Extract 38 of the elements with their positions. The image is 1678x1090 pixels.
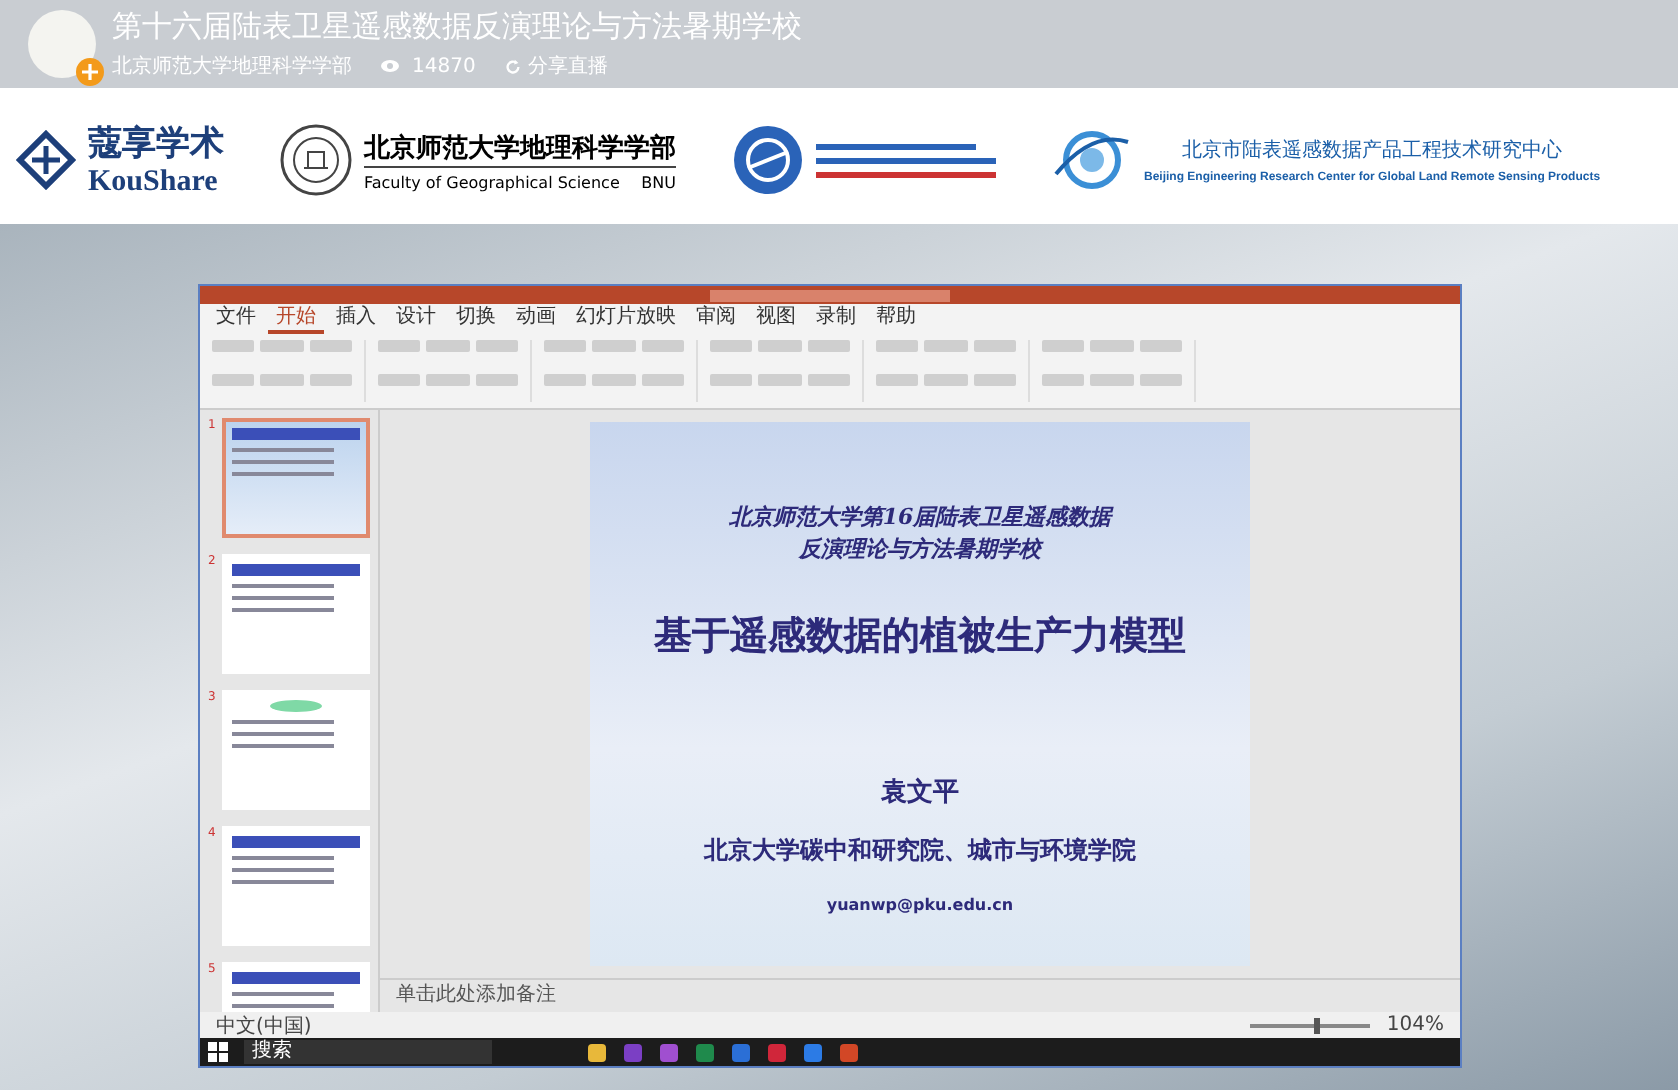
slide-thumbnail[interactable] <box>222 826 370 946</box>
taskbar-search-field[interactable]: 搜索 <box>244 1040 492 1064</box>
zoom-level: 104% <box>1386 1014 1444 1036</box>
language-status: 中文(中国) <box>216 1013 312 1039</box>
university-abbreviation: BNU <box>641 173 676 191</box>
ribbon-tab[interactable]: 设计 <box>388 304 444 334</box>
ribbon-tab[interactable]: 动画 <box>508 304 564 334</box>
koushare-logo-icon <box>16 130 76 190</box>
research-center-name: 北京市陆表遥感数据产品工程技术研究中心 <box>1182 137 1563 164</box>
plus-icon[interactable] <box>76 58 104 86</box>
research-center-logo-icon <box>1052 126 1132 194</box>
ribbon-tab[interactable]: 切换 <box>448 304 504 334</box>
eye-icon <box>380 56 400 76</box>
laboratory-logo-icon <box>732 124 804 196</box>
ribbon-tab[interactable]: 文件 <box>208 304 264 334</box>
slide-thumbnail[interactable] <box>222 690 370 810</box>
ribbon-tab[interactable]: 视图 <box>748 304 804 334</box>
ribbon-tab[interactable]: 审阅 <box>688 304 744 334</box>
ribbon-tab[interactable]: 录制 <box>808 304 864 334</box>
koushare-name-english: KouShare <box>88 166 220 200</box>
refresh-icon <box>503 57 522 75</box>
koushare-name: 蔻享学术 <box>88 122 224 166</box>
zoom-slider-thumb[interactable] <box>1314 1017 1321 1033</box>
author-name: 袁文平 <box>881 775 959 810</box>
faculty-name-english: Faculty of Geographical Science <box>364 173 620 191</box>
ribbon-tab[interactable]: 帮助 <box>868 304 924 334</box>
affiliation-text: 北京大学碳中和研究院、城市与环境学院 <box>704 834 1136 868</box>
school-title: 北京师范大学第16届陆表卫星遥感数据反演理论与方法暑期学校 <box>726 502 1116 566</box>
slide-title: 基于遥感数据的植被生产力模型 <box>654 612 1186 662</box>
university-seal-icon <box>280 124 352 196</box>
ribbon-tab[interactable]: 插入 <box>328 304 384 334</box>
slide-thumbnail[interactable] <box>222 554 370 674</box>
title-search-field[interactable] <box>710 289 950 301</box>
slide-thumbnail[interactable] <box>222 418 370 538</box>
email-text: yuanwp@pku.edu.cn <box>826 896 1014 914</box>
faculty-name: 北京师范大学地理科学学部 <box>364 129 676 167</box>
windows-start-icon[interactable] <box>208 1042 228 1062</box>
ribbon-tab[interactable]: 幻灯片放映 <box>568 304 684 334</box>
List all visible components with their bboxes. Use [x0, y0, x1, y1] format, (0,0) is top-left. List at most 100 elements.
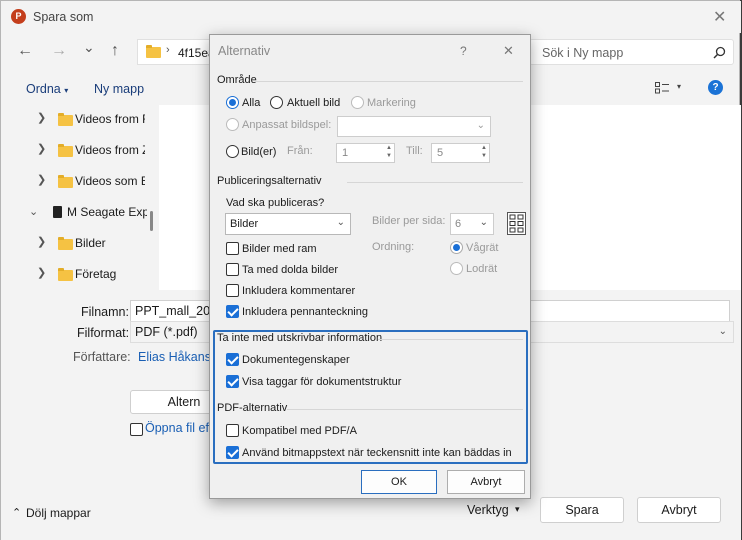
format-chevron-icon: ⌄	[718, 326, 727, 337]
tree-item-label: Företag	[75, 267, 117, 281]
tree-item[interactable]: ❯ Bilder	[1, 229, 151, 259]
tools-button[interactable]: Verktyg	[467, 503, 509, 517]
author-value[interactable]: Elias Håkansso	[138, 350, 213, 364]
powerpoint-icon: P	[11, 9, 26, 24]
options-button[interactable]: Altern	[130, 390, 220, 414]
what-select[interactable]: Bilder ⌄	[225, 213, 351, 235]
dialog-close-button[interactable]: ✕	[503, 43, 514, 59]
hide-folders-button[interactable]: Dölj mappar	[26, 506, 91, 520]
close-window-button[interactable]: ✕	[713, 7, 726, 27]
tree-item-label: Videos from Z	[75, 143, 145, 157]
order-horizontal-radio[interactable]	[450, 241, 463, 254]
range-slides-radio[interactable]	[226, 145, 239, 158]
per-page-label: Bilder per sida:	[372, 215, 446, 227]
recent-locations-chevron-icon[interactable]: ⌄	[83, 39, 95, 56]
range-current-radio[interactable]	[270, 96, 283, 109]
pdfa-label: Kompatibel med PDF/A	[242, 425, 357, 437]
tree-item[interactable]: ❯ Företag	[1, 260, 151, 290]
dialog-help-button[interactable]: ?	[460, 44, 467, 58]
publish-group-label: Publiceringsalternativ	[217, 175, 322, 187]
options-button-label: Altern	[167, 395, 201, 409]
bitmap-text-checkbox[interactable]	[226, 446, 239, 459]
folder-icon	[58, 113, 73, 126]
range-custom-radio[interactable]	[226, 118, 239, 131]
per-page-chevron-icon: ⌄	[479, 217, 488, 228]
tools-chevron-icon[interactable]: ▾	[515, 504, 520, 515]
nav-pane-scrollbar[interactable]	[150, 211, 153, 231]
tree-item-label: Bilder	[75, 236, 106, 250]
to-spinner[interactable]: 5 ▲ ▼	[431, 143, 490, 163]
range-all-radio[interactable]	[226, 96, 239, 109]
comments-label: Inkludera kommentarer	[242, 285, 356, 297]
from-value: 1	[342, 147, 349, 159]
window-title: Spara som	[33, 10, 94, 24]
group-divider	[347, 182, 523, 183]
new-folder-button[interactable]: Ny mapp	[94, 82, 144, 96]
search-placeholder: Sök i Ny mapp	[542, 46, 624, 60]
tree-item[interactable]: ⌄ M Seagate Exp	[1, 198, 151, 228]
organize-label: Ordna	[26, 82, 61, 96]
struct-tags-checkbox[interactable]	[226, 375, 239, 388]
ink-checkbox[interactable]	[226, 305, 239, 318]
breadcrumb-chevron-icon: ›	[166, 44, 170, 56]
range-selection-radio[interactable]	[351, 96, 364, 109]
order-horizontal-label: Vågrät	[466, 242, 499, 254]
author-label: Författare:	[73, 350, 131, 364]
doc-props-checkbox[interactable]	[226, 353, 239, 366]
spin-up-icon[interactable]: ▲	[386, 145, 392, 151]
collapse-chevron-icon[interactable]: ⌄	[29, 205, 38, 218]
forward-arrow-icon[interactable]: →	[51, 42, 67, 60]
frame-checkbox[interactable]	[226, 242, 239, 255]
up-arrow-icon[interactable]: ↑	[111, 42, 119, 60]
per-page-value: 6	[455, 218, 462, 230]
tree-item[interactable]: ❯ Videos from Z	[1, 136, 151, 166]
open-after-checkbox[interactable]	[130, 423, 143, 436]
tree-item[interactable]: ❯ Videos from F	[1, 105, 151, 135]
tree-item-label: Videos from F	[75, 112, 145, 126]
spin-down-icon[interactable]: ▼	[481, 153, 487, 159]
save-button[interactable]: Spara	[540, 497, 624, 523]
tree-item[interactable]: ❯ Videos som B	[1, 167, 151, 197]
hide-folders-chevron-icon[interactable]: ⌃	[12, 506, 21, 519]
expand-chevron-icon[interactable]: ❯	[37, 142, 46, 155]
range-selection-label: Markering	[367, 97, 416, 109]
expand-chevron-icon[interactable]: ❯	[37, 266, 46, 279]
order-vertical-radio[interactable]	[450, 262, 463, 275]
view-dropdown-chevron-icon[interactable]: ▾	[677, 82, 681, 91]
back-arrow-icon[interactable]: ←	[17, 42, 33, 60]
organize-chevron-icon: ▾	[64, 86, 69, 95]
from-spinner[interactable]: 1 ▲ ▼	[336, 143, 395, 163]
folder-icon	[58, 144, 73, 157]
spin-down-icon[interactable]: ▼	[386, 153, 392, 159]
expand-chevron-icon[interactable]: ❯	[37, 235, 46, 248]
folder-icon	[146, 45, 161, 58]
help-icon[interactable]: ?	[708, 80, 723, 95]
view-options-icon[interactable]	[655, 82, 669, 94]
custom-show-select[interactable]: ⌄	[337, 116, 491, 137]
dialog-ok-button[interactable]: OK	[361, 470, 437, 494]
range-current-label: Aktuell bild	[287, 97, 341, 109]
comments-checkbox[interactable]	[226, 284, 239, 297]
pdfa-checkbox[interactable]	[226, 424, 239, 437]
dialog-cancel-button[interactable]: Avbryt	[447, 470, 525, 494]
expand-chevron-icon[interactable]: ❯	[37, 111, 46, 124]
handout-layout-preview-icon	[507, 212, 526, 235]
per-page-select[interactable]: 6 ⌄	[450, 213, 494, 235]
ink-label: Inkludera pennanteckning	[242, 306, 368, 318]
what-label: Vad ska publiceras?	[226, 197, 325, 209]
highlight-box	[213, 330, 528, 464]
frame-label: Bilder med ram	[242, 243, 317, 255]
tree-item-label: M Seagate Exp	[67, 205, 147, 219]
search-icon	[713, 46, 726, 59]
search-input[interactable]: Sök i Ny mapp	[529, 39, 734, 65]
custom-show-chevron-icon: ⌄	[476, 120, 485, 131]
expand-chevron-icon[interactable]: ❯	[37, 173, 46, 186]
spin-up-icon[interactable]: ▲	[481, 145, 487, 151]
hidden-slides-checkbox[interactable]	[226, 263, 239, 276]
open-after-label: Öppna fil efte	[145, 421, 215, 435]
tree-item-label: Videos som B	[75, 174, 145, 188]
folder-icon	[58, 268, 73, 281]
organize-button[interactable]: Ordna ▾	[26, 82, 68, 96]
folder-icon	[58, 237, 73, 250]
cancel-button[interactable]: Avbryt	[637, 497, 721, 523]
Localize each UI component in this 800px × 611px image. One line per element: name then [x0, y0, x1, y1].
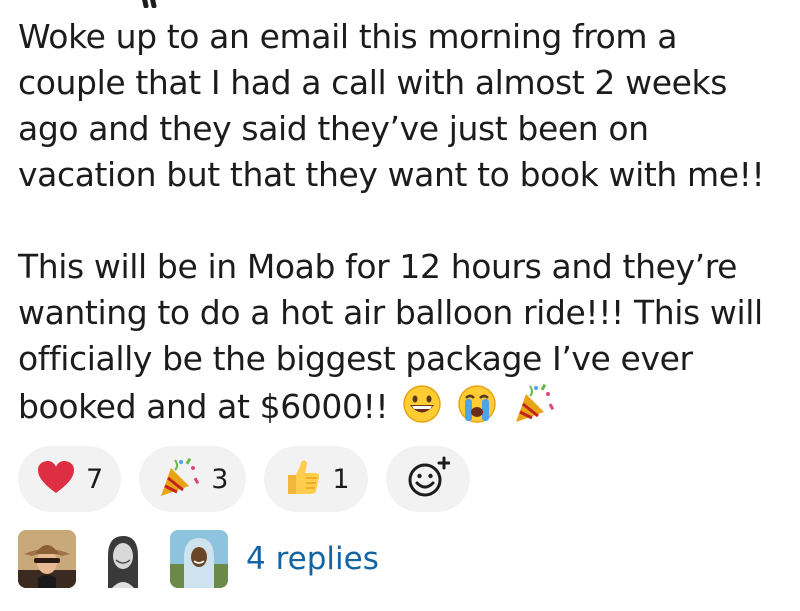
party-popper-icon: [157, 456, 201, 502]
add-reaction-icon: [406, 455, 451, 503]
message-paragraph-2-text: This will be in Moab for 12 hours and th…: [18, 247, 763, 426]
red-heart-icon: [36, 459, 76, 499]
reaction-count: 1: [332, 463, 350, 495]
reactions-bar: 7 3 1: [18, 446, 470, 512]
avatar[interactable]: [94, 530, 152, 588]
add-reaction-button[interactable]: [385, 446, 470, 512]
thumbs-up-icon: [282, 457, 322, 501]
message-paragraph-2: This will be in Moab for 12 hours and th…: [18, 244, 798, 436]
reaction-party[interactable]: 3: [139, 446, 247, 512]
party-popper-icon: [512, 382, 555, 436]
reaction-count: 3: [211, 463, 229, 495]
grinning-face-icon: [402, 384, 442, 436]
avatar[interactable]: [170, 530, 228, 588]
reaction-thumbs-up[interactable]: 1: [264, 446, 368, 512]
reaction-heart[interactable]: 7: [18, 446, 122, 512]
thread-summary[interactable]: 4 replies: [18, 530, 379, 588]
replies-link[interactable]: 4 replies: [246, 541, 379, 577]
avatar[interactable]: [18, 530, 76, 588]
message-paragraph-1: Woke up to an email this morning from a …: [18, 17, 765, 194]
loudly-crying-face-icon: [456, 384, 498, 436]
clipped-text-fragment: [142, 0, 157, 8]
message-body: Woke up to an email this morning from a …: [18, 14, 798, 436]
reaction-count: 7: [86, 463, 104, 495]
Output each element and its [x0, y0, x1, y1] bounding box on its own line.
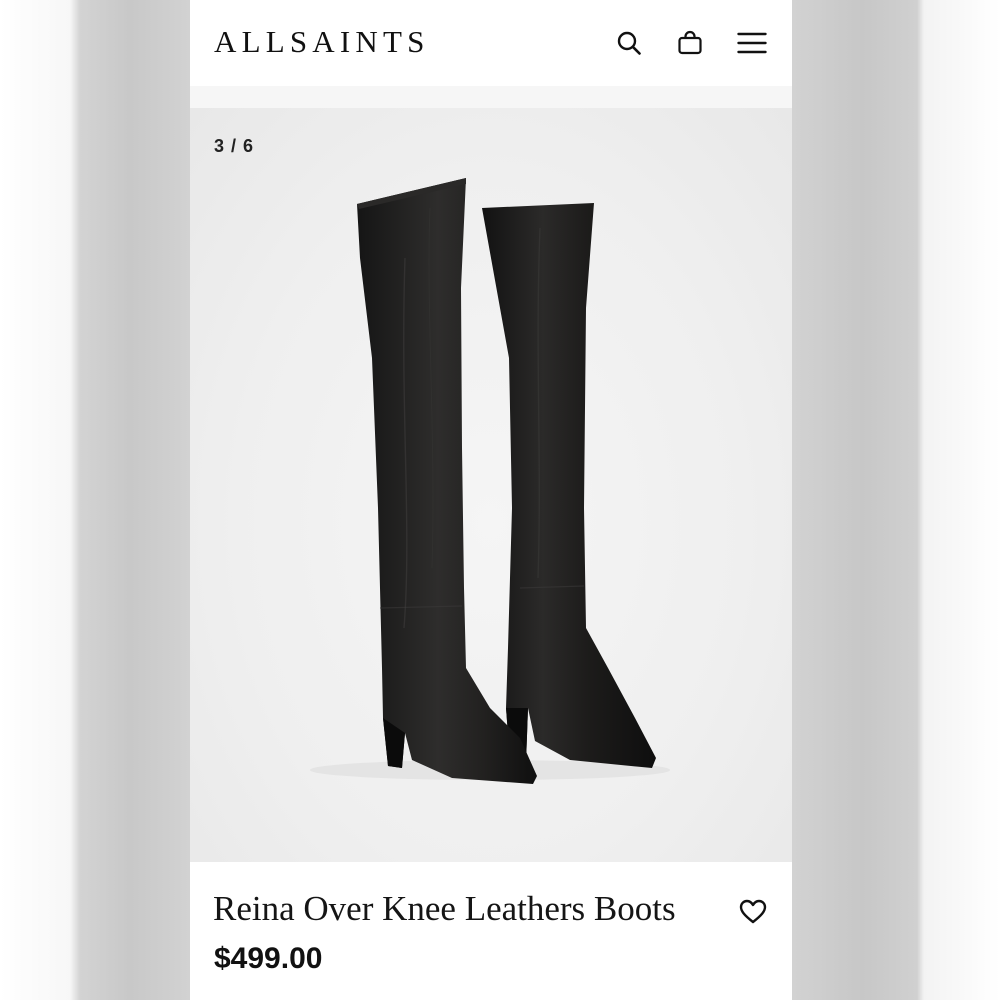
- wishlist-button[interactable]: [736, 895, 770, 929]
- search-button[interactable]: [613, 27, 645, 59]
- menu-button[interactable]: [736, 27, 768, 59]
- search-icon: [617, 31, 641, 55]
- shopping-bag-icon: [678, 30, 702, 55]
- blurred-right-margin: [792, 0, 1000, 1000]
- product-title: Reina Over Knee Leathers Boots: [213, 889, 676, 928]
- product-image-boots: [310, 178, 670, 784]
- product-price: $499.00: [214, 942, 323, 975]
- brand-logo[interactable]: ALLSAINTS: [214, 22, 430, 62]
- mobile-page: ALLSAINTS 3 / 6 Reina Over Knee Leathers…: [190, 0, 792, 1000]
- site-header: ALLSAINTS: [190, 0, 792, 86]
- blurred-left-margin: [0, 0, 190, 1000]
- heart-outline-icon: [739, 899, 767, 924]
- product-image-gallery[interactable]: 3 / 6: [190, 108, 792, 862]
- hamburger-menu-icon: [737, 32, 767, 54]
- header-divider-strip: [190, 86, 792, 108]
- bag-button[interactable]: [674, 27, 706, 59]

Task to complete:
Copy out the lines of the listing word for word, starting at the line that contains "slide-thumbnail[interactable] <box>222 826" and stopping after the line that contains "research-center-logo-icon <box>1052 126".

Reply:
slide-thumbnail[interactable] <box>222 826 370 946</box>
taskbar-search-field[interactable]: 搜索 <box>244 1040 492 1064</box>
zoom-level: 104% <box>1386 1014 1444 1036</box>
language-status: 中文(中国) <box>216 1013 312 1039</box>
university-abbreviation: BNU <box>641 173 676 191</box>
ribbon-tab[interactable]: 设计 <box>388 304 444 334</box>
ribbon-tab[interactable]: 动画 <box>508 304 564 334</box>
koushare-logo-icon <box>16 130 76 190</box>
research-center-name: 北京市陆表遥感数据产品工程技术研究中心 <box>1182 137 1563 164</box>
plus-icon[interactable] <box>76 58 104 86</box>
research-center-logo-icon <box>1052 126 1132 194</box>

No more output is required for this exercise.